-- Start The input --
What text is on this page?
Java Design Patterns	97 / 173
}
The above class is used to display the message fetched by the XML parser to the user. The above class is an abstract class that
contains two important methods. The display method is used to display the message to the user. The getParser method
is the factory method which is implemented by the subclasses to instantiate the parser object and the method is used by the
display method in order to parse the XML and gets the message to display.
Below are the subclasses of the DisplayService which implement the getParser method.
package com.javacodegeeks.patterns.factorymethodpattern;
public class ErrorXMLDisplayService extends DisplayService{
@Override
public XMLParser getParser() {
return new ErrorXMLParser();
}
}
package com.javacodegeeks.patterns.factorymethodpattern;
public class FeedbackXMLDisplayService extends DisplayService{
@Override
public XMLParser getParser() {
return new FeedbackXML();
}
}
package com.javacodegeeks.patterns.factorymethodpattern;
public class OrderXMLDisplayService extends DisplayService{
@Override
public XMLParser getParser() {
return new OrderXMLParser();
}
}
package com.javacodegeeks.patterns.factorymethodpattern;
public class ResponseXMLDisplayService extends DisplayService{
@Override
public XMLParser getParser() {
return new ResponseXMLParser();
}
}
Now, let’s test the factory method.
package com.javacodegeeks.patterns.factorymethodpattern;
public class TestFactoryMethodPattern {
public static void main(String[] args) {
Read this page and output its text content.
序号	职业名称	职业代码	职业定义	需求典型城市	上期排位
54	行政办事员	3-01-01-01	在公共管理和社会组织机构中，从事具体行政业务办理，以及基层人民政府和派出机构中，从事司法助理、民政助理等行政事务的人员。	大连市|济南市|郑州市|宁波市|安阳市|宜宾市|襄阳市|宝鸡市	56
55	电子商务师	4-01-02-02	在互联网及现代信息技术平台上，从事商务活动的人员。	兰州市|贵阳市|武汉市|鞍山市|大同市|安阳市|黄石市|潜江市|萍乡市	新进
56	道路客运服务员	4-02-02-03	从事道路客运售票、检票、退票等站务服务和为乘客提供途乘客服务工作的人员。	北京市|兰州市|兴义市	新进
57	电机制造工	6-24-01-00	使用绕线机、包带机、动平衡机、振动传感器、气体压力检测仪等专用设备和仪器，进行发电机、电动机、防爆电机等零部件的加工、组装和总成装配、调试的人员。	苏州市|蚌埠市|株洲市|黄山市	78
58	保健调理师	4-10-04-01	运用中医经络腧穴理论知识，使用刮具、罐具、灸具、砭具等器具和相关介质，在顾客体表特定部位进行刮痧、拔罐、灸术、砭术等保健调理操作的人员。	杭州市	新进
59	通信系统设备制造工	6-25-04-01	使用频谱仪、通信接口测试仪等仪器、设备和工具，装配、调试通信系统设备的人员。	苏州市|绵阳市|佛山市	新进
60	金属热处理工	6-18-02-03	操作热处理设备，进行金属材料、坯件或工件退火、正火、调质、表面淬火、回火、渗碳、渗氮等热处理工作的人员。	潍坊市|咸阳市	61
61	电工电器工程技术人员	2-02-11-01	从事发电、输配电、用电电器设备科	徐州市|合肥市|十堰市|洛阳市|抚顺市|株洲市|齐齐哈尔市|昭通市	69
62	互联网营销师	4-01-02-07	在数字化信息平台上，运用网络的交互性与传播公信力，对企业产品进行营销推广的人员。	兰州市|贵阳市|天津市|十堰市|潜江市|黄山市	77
-- End The input --
*Objective*
Using the data above, output each line exactly.

*Exercise output*
What text is on this page?
Java Design Patterns	97 / 173
}
The above class is used to display the message fetched by the XML parser to the user. The above class is an abstract class that
contains two important methods. The display method is used to display the message to the user. The getParser method
is the factory method which is implemented by the subclasses to instantiate the parser object and the method is used by the
display method in order to parse the XML and gets the message to display.
Below are the subclasses of the DisplayService which implement the getParser method.
package com.javacodegeeks.patterns.factorymethodpattern;
public class ErrorXMLDisplayService extends DisplayService{
@Override
public XMLParser getParser() {
return new ErrorXMLParser();
}
}
package com.javacodegeeks.patterns.factorymethodpattern;
public class FeedbackXMLDisplayService extends DisplayService{
@Override
public XMLParser getParser() {
return new FeedbackXML();
}
}
package com.javacodegeeks.patterns.factorymethodpattern;
public class OrderXMLDisplayService extends DisplayService{
@Override
public XMLParser getParser() {
return new OrderXMLParser();
}
}
package com.javacodegeeks.patterns.factorymethodpattern;
public class ResponseXMLDisplayService extends DisplayService{
@Override
public XMLParser getParser() {
return new ResponseXMLParser();
}
}
Now, let’s test the factory method.
package com.javacodegeeks.patterns.factorymethodpattern;
public class TestFactoryMethodPattern {
public static void main(String[] args) {
Read this page and output its text content.
序号	职业名称	职业代码	职业定义	需求典型城市	上期排位
54	行政办事员	3-01-01-01	在公共管理和社会组织机构中，从事具体行政业务办理，以及基层人民政府和派出机构中，从事司法助理、民政助理等行政事务的人员。	大连市|济南市|郑州市|宁波市|安阳市|宜宾市|襄阳市|宝鸡市	56
55	电子商务师	4-01-02-02	在互联网及现代信息技术平台上，从事商务活动的人员。	兰州市|贵阳市|武汉市|鞍山市|大同市|安阳市|黄石市|潜江市|萍乡市	新进
56	道路客运服务员	4-02-02-03	从事道路客运售票、检票、退票等站务服务和为乘客提供途乘客服务工作的人员。	北京市|兰州市|兴义市	新进
57	电机制造工	6-24-01-00	使用绕线机、包带机、动平衡机、振动传感器、气体压力检测仪等专用设备和仪器，进行发电机、电动机、防爆电机等零部件的加工、组装和总成装配、调试的人员。	苏州市|蚌埠市|株洲市|黄山市	78
58	保健调理师	4-10-04-01	运用中医经络腧穴理论知识，使用刮具、罐具、灸具、砭具等器具和相关介质，在顾客体表特定部位进行刮痧、拔罐、灸术、砭术等保健调理操作的人员。	杭州市	新进
59	通信系统设备制造工	6-25-04-01	使用频谱仪、通信接口测试仪等仪器、设备和工具，装配、调试通信系统设备的人员。	苏州市|绵阳市|佛山市	新进
60	金属热处理工	6-18-02-03	操作热处理设备，进行金属材料、坯件或工件退火、正火、调质、表面淬火、回火、渗碳、渗氮等热处理工作的人员。	潍坊市|咸阳市	61
61	电工电器工程技术人员	2-02-11-01	从事发电、输配电、用电电器设备科	徐州市|合肥市|十堰市|洛阳市|抚顺市|株洲市|齐齐哈尔市|昭通市	69
62	互联网营销师	4-01-02-07	在数字化信息平台上，运用网络的交互性与传播公信力，对企业产品进行营销推广的人员。	兰州市|贵阳市|天津市|十堰市|潜江市|黄山市	77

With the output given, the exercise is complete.